# GOAL
Can you print every record below exactly as written?

Extracted data entries:
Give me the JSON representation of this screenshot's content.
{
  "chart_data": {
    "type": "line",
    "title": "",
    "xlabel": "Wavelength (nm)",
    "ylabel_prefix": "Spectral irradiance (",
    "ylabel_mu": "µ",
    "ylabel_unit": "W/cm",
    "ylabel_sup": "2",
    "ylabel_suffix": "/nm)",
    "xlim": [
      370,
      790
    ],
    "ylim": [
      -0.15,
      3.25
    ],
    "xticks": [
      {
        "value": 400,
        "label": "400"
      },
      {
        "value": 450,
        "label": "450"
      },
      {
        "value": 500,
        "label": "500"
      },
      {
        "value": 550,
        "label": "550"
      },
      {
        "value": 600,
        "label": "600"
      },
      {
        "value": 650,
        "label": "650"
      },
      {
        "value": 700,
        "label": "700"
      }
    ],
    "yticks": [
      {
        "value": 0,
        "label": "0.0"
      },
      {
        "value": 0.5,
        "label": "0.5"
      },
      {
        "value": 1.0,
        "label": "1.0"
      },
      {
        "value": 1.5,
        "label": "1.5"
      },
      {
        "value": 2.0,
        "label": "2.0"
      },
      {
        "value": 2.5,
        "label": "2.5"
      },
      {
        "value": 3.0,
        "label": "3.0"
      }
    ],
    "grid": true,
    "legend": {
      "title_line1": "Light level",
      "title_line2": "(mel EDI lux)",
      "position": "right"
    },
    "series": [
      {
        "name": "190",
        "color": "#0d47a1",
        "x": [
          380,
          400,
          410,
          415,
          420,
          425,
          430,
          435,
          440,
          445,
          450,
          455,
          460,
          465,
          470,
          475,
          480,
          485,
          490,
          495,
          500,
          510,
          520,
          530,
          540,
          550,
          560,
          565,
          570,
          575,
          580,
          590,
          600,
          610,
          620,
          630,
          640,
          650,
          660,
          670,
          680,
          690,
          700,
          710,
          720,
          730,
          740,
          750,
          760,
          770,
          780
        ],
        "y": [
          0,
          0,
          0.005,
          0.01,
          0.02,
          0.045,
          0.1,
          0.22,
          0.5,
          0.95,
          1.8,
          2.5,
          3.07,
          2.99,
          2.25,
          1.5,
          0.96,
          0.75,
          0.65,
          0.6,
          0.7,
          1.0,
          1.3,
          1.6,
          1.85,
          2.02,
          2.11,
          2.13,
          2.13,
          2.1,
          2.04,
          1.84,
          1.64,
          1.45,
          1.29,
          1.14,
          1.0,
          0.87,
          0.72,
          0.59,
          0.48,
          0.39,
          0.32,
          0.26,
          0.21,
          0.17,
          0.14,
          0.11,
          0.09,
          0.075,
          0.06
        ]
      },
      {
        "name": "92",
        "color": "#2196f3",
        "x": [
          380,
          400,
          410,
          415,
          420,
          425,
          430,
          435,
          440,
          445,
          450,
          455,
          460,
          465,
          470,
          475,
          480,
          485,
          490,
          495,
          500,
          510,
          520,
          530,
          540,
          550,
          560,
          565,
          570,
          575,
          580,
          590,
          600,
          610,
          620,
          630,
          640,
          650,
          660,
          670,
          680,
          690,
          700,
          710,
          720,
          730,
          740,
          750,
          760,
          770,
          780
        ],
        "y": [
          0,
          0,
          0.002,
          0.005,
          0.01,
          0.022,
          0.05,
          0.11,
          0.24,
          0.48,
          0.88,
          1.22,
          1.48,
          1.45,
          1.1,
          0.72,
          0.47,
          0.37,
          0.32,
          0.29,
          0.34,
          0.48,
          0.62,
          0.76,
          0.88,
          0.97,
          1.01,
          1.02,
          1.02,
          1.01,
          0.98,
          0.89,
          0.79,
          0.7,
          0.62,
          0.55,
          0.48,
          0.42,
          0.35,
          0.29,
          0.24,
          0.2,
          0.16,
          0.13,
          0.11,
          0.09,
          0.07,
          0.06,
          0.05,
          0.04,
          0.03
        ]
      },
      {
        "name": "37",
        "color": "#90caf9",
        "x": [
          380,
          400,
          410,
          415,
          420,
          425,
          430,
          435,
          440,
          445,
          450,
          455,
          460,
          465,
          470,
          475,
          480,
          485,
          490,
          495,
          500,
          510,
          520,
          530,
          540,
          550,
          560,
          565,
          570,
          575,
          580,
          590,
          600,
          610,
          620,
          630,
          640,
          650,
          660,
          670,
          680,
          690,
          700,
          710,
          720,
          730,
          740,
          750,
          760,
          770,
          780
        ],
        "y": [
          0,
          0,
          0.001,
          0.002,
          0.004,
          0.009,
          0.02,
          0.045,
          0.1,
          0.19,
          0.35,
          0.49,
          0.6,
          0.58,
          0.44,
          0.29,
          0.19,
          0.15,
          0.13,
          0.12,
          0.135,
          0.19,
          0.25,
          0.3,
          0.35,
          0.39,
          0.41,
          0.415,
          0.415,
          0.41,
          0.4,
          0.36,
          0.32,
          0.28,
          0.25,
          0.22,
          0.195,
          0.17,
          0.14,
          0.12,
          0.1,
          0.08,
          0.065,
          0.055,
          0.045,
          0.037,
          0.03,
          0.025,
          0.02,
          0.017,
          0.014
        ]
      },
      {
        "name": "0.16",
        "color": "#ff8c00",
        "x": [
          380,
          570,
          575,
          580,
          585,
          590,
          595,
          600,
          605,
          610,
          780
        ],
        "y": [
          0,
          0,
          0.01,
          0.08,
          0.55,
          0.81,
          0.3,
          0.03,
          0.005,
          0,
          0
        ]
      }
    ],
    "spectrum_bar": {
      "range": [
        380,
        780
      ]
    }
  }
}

# CORRECT ANSWER
Give me the JSON representation of this screenshot's content.
{
  "chart_data": {
    "type": "line",
    "title": "",
    "xlabel": "Wavelength (nm)",
    "ylabel_prefix": "Spectral irradiance (",
    "ylabel_mu": "µ",
    "ylabel_unit": "W/cm",
    "ylabel_sup": "2",
    "ylabel_suffix": "/nm)",
    "xlim": [
      370,
      790
    ],
    "ylim": [
      -0.15,
      3.25
    ],
    "xticks": [
      {
        "value": 400,
        "label": "400"
      },
      {
        "value": 450,
        "label": "450"
      },
      {
        "value": 500,
        "label": "500"
      },
      {
        "value": 550,
        "label": "550"
      },
      {
        "value": 600,
        "label": "600"
      },
      {
        "value": 650,
        "label": "650"
      },
      {
        "value": 700,
        "label": "700"
      }
    ],
    "yticks": [
      {
        "value": 0,
        "label": "0.0"
      },
      {
        "value": 0.5,
        "label": "0.5"
      },
      {
        "value": 1.0,
        "label": "1.0"
      },
      {
        "value": 1.5,
        "label": "1.5"
      },
      {
        "value": 2.0,
        "label": "2.0"
      },
      {
        "value": 2.5,
        "label": "2.5"
      },
      {
        "value": 3.0,
        "label": "3.0"
      }
    ],
    "grid": true,
    "legend": {
      "title_line1": "Light level",
      "title_line2": "(mel EDI lux)",
      "position": "right"
    },
    "series": [
      {
        "name": "190",
        "color": "#0d47a1",
        "x": [
          380,
          400,
          410,
          415,
          420,
          425,
          430,
          435,
          440,
          445,
          450,
          455,
          460,
          465,
          470,
          475,
          480,
          485,
          490,
          495,
          500,
          510,
          520,
          530,
          540,
          550,
          560,
          565,
          570,
          575,
          580,
          590,
          600,
          610,
          620,
          630,
          640,
          650,
          660,
          670,
          680,
          690,
          700,
          710,
          720,
          730,
          740,
          750,
          760,
          770,
          780
        ],
        "y": [
          0,
          0,
          0.005,
          0.01,
          0.02,
          0.045,
          0.1,
          0.22,
          0.5,
          0.95,
          1.8,
          2.5,
          3.07,
          2.99,
          2.25,
          1.5,
          0.96,
          0.75,
          0.65,
          0.6,
          0.7,
          1.0,
          1.3,
          1.6,
          1.85,
          2.02,
          2.11,
          2.13,
          2.13,
          2.1,
          2.04,
          1.84,
          1.64,
          1.45,
          1.29,
          1.14,
          1.0,
          0.87,
          0.72,
          0.59,
          0.48,
          0.39,
          0.32,
          0.26,
          0.21,
          0.17,
          0.14,
          0.11,
          0.09,
          0.075,
          0.06
        ]
      },
      {
        "name": "92",
        "color": "#2196f3",
        "x": [
          380,
          400,
          410,
          415,
          420,
          425,
          430,
          435,
          440,
          445,
          450,
          455,
          460,
          465,
          470,
          475,
          480,
          485,
          490,
          495,
          500,
          510,
          520,
          530,
          540,
          550,
          560,
          565,
          570,
          575,
          580,
          590,
          600,
          610,
          620,
          630,
          640,
          650,
          660,
          670,
          680,
          690,
          700,
          710,
          720,
          730,
          740,
          750,
          760,
          770,
          780
        ],
        "y": [
          0,
          0,
          0.002,
          0.005,
          0.01,
          0.022,
          0.05,
          0.11,
          0.24,
          0.48,
          0.88,
          1.22,
          1.48,
          1.45,
          1.1,
          0.72,
          0.47,
          0.37,
          0.32,
          0.29,
          0.34,
          0.48,
          0.62,
          0.76,
          0.88,
          0.97,
          1.01,
          1.02,
          1.02,
          1.01,
          0.98,
          0.89,
          0.79,
          0.7,
          0.62,
          0.55,
          0.48,
          0.42,
          0.35,
          0.29,
          0.24,
          0.2,
          0.16,
          0.13,
          0.11,
          0.09,
          0.07,
          0.06,
          0.05,
          0.04,
          0.03
        ]
      },
      {
        "name": "37",
        "color": "#90caf9",
        "x": [
          380,
          400,
          410,
          415,
          420,
          425,
          430,
          435,
          440,
          445,
          450,
          455,
          460,
          465,
          470,
          475,
          480,
          485,
          490,
          495,
          500,
          510,
          520,
          530,
          540,
          550,
          560,
          565,
          570,
          575,
          580,
          590,
          600,
          610,
          620,
          630,
          640,
          650,
          660,
          670,
          680,
          690,
          700,
          710,
          720,
          730,
          740,
          750,
          760,
          770,
          780
        ],
        "y": [
          0,
          0,
          0.001,
          0.002,
          0.004,
          0.009,
          0.02,
          0.045,
          0.1,
          0.19,
          0.35,
          0.49,
          0.6,
          0.58,
          0.44,
          0.29,
          0.19,
          0.15,
          0.13,
          0.12,
          0.135,
          0.19,
          0.25,
          0.3,
          0.35,
          0.39,
          0.41,
          0.415,
          0.415,
          0.41,
          0.4,
          0.36,
          0.32,
          0.28,
          0.25,
          0.22,
          0.195,
          0.17,
          0.14,
          0.12,
          0.1,
          0.08,
          0.065,
          0.055,
          0.045,
          0.037,
          0.03,
          0.025,
          0.02,
          0.017,
          0.014
        ]
      },
      {
        "name": "0.16",
        "color": "#ff8c00",
        "x": [
          380,
          570,
          575,
          580,
          585,
          590,
          595,
          600,
          605,
          610,
          780
        ],
        "y": [
          0,
          0,
          0.01,
          0.08,
          0.55,
          0.81,
          0.3,
          0.03,
          0.005,
          0,
          0
        ]
      }
    ],
    "spectrum_bar": {
      "range": [
        380,
        780
      ]
    }
  }
}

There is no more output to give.